→ Items from a data source
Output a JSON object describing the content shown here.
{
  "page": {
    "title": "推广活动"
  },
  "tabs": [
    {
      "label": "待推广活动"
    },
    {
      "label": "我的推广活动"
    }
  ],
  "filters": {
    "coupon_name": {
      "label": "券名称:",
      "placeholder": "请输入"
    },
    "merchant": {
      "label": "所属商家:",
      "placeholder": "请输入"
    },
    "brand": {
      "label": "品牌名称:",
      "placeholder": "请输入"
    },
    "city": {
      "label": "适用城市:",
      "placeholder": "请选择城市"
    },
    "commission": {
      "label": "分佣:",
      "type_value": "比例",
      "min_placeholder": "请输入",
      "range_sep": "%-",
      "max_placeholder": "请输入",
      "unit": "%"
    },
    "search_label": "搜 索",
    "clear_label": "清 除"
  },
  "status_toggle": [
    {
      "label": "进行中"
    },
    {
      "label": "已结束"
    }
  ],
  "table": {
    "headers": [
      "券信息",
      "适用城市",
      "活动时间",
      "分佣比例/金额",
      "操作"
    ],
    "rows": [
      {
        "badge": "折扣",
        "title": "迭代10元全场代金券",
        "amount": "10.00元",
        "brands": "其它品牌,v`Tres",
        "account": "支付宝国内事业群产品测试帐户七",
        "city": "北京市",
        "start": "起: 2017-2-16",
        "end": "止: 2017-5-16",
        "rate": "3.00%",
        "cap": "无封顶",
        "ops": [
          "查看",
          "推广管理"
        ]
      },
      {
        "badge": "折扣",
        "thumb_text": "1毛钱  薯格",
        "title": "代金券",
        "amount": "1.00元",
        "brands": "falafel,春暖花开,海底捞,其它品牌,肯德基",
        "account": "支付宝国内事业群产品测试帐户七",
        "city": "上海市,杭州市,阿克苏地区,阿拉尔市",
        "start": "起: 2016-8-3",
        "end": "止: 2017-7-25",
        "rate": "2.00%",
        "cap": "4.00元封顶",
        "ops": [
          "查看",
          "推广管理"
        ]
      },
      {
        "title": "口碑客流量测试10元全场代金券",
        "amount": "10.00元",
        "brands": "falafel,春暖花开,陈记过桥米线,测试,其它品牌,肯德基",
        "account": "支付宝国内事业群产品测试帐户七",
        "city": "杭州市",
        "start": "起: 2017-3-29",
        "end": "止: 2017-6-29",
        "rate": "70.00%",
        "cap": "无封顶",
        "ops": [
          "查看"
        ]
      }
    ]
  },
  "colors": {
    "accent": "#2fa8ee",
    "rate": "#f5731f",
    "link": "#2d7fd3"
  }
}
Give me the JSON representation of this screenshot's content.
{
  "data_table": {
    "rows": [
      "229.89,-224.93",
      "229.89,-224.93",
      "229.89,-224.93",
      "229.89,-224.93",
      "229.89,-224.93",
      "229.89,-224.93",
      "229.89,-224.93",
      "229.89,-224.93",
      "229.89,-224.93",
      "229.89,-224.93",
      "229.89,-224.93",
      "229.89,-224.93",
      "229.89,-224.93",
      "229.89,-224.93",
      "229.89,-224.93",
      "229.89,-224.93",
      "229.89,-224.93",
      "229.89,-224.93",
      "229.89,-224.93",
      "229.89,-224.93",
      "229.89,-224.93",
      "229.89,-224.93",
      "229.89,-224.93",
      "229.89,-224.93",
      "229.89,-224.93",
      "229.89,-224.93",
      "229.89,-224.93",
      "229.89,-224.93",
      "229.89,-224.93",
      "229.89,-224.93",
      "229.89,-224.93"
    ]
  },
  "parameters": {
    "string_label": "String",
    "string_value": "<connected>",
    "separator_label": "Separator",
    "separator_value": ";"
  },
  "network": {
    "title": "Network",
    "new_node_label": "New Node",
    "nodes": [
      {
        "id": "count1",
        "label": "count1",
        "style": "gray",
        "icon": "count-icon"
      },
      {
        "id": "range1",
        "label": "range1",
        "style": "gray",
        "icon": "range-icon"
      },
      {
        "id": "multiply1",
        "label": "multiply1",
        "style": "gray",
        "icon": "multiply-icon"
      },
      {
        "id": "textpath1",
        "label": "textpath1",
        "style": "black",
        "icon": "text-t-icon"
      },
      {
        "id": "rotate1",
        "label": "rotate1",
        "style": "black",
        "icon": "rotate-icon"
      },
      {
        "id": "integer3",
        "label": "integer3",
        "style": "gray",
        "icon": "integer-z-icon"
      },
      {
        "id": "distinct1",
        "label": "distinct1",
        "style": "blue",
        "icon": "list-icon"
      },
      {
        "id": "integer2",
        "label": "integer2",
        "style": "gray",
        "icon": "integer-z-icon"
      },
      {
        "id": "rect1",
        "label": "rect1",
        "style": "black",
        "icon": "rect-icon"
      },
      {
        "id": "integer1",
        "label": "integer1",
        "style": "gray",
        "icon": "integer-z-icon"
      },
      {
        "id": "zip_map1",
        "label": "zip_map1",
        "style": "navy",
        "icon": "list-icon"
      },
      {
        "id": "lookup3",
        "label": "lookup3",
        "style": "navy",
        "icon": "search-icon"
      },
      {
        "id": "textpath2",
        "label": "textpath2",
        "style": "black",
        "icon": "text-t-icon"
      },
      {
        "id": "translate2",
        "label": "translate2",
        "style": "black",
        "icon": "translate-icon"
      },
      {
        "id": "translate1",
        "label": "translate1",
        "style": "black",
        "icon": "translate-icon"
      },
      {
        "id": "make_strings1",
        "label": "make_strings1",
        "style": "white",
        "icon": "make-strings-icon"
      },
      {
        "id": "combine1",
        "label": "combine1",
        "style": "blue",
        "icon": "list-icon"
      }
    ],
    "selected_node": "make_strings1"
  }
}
---
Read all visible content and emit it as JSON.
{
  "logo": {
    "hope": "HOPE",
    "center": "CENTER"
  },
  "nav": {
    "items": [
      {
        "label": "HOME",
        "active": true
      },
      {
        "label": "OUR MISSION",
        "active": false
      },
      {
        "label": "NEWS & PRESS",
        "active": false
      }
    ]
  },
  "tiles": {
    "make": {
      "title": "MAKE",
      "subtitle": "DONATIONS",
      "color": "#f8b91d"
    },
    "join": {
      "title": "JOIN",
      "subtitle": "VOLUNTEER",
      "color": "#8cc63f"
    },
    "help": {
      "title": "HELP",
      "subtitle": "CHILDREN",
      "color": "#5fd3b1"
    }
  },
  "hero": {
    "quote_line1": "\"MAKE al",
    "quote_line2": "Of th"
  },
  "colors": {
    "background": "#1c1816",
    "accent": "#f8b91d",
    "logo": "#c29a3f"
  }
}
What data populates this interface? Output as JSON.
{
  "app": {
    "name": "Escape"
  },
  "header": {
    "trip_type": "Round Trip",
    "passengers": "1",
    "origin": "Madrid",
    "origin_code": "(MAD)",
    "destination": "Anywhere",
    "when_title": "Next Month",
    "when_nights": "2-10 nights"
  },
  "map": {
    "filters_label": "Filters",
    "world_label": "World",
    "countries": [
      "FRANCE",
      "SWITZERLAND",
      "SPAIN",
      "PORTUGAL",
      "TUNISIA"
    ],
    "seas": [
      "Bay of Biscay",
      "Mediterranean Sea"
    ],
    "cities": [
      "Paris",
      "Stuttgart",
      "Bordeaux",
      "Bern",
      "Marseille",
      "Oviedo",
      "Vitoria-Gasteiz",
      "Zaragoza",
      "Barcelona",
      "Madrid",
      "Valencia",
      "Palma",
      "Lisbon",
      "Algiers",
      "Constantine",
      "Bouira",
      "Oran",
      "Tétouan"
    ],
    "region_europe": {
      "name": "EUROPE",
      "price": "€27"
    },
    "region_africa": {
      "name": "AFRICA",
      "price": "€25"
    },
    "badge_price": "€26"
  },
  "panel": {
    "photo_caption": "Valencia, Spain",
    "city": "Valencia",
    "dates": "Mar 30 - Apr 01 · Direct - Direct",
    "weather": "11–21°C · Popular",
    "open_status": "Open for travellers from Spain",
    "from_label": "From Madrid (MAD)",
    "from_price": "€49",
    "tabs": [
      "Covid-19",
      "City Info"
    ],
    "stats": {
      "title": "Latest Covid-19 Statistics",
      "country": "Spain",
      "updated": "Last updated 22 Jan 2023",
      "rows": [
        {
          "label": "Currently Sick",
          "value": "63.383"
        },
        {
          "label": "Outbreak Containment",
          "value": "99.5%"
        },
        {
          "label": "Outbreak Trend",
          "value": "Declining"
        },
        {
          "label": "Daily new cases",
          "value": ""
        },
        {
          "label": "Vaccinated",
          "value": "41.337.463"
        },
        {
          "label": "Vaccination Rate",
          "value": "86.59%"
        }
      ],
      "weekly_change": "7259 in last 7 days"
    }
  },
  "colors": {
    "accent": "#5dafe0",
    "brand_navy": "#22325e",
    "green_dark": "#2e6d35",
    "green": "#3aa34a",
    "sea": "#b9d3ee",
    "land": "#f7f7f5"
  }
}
==
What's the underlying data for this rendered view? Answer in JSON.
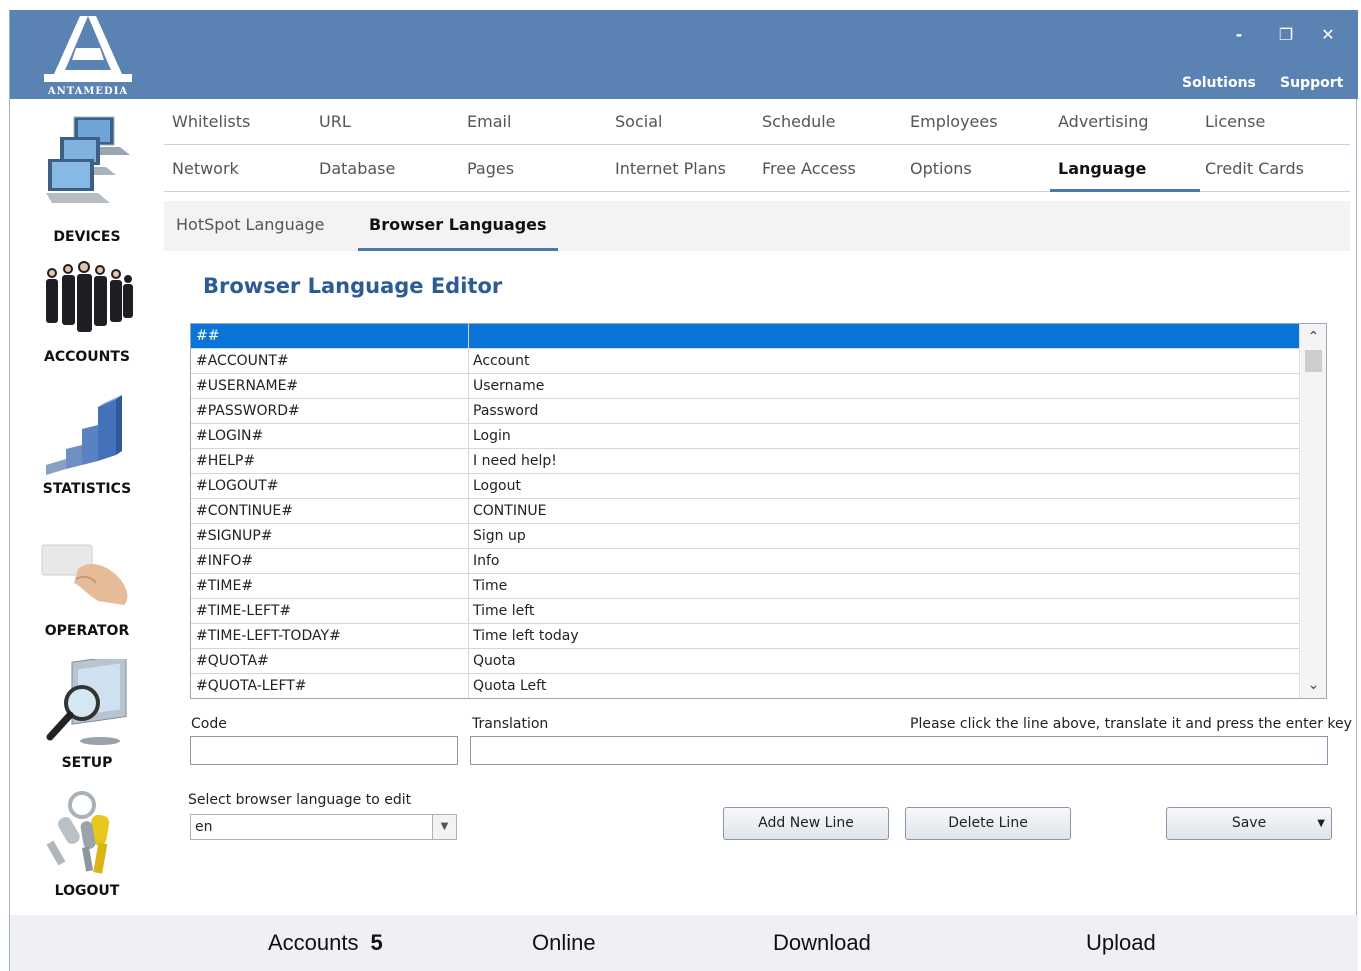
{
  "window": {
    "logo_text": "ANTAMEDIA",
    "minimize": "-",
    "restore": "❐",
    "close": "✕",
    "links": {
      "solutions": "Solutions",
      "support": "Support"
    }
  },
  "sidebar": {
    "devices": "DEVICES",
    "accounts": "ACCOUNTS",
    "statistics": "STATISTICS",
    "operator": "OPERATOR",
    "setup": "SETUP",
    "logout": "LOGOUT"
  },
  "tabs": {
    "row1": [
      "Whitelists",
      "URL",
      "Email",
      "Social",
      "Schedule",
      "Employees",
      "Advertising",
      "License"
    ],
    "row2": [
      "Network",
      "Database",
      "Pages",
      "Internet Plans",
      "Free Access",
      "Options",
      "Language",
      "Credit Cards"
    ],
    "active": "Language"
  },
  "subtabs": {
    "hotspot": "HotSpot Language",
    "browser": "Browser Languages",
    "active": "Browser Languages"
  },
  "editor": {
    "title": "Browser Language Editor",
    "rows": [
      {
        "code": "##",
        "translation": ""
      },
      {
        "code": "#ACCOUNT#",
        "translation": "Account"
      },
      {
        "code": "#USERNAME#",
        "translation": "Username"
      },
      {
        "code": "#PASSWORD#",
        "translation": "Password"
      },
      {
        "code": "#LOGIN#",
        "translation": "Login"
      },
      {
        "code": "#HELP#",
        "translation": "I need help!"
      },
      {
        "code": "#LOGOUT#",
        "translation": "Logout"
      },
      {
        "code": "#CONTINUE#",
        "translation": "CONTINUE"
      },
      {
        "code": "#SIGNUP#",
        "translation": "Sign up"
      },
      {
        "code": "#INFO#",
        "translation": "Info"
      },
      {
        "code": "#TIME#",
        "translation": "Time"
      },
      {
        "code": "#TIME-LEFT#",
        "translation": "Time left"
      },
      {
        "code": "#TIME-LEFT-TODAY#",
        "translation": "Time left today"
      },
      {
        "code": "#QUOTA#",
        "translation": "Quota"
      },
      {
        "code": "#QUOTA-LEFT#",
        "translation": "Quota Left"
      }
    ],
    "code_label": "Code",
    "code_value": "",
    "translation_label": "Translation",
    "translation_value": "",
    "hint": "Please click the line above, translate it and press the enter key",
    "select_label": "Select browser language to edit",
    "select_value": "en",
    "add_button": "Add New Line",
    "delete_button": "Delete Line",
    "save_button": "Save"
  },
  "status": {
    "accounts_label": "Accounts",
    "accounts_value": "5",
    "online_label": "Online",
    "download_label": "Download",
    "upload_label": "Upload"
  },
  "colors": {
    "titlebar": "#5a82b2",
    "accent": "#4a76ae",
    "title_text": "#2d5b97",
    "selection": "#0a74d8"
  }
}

→ What you need to do
Report each line of the material above where the word "Covid" appears.

→ Output of the exercise
      "Covid-19",
      "title": "Latest Covid-19 Statistics",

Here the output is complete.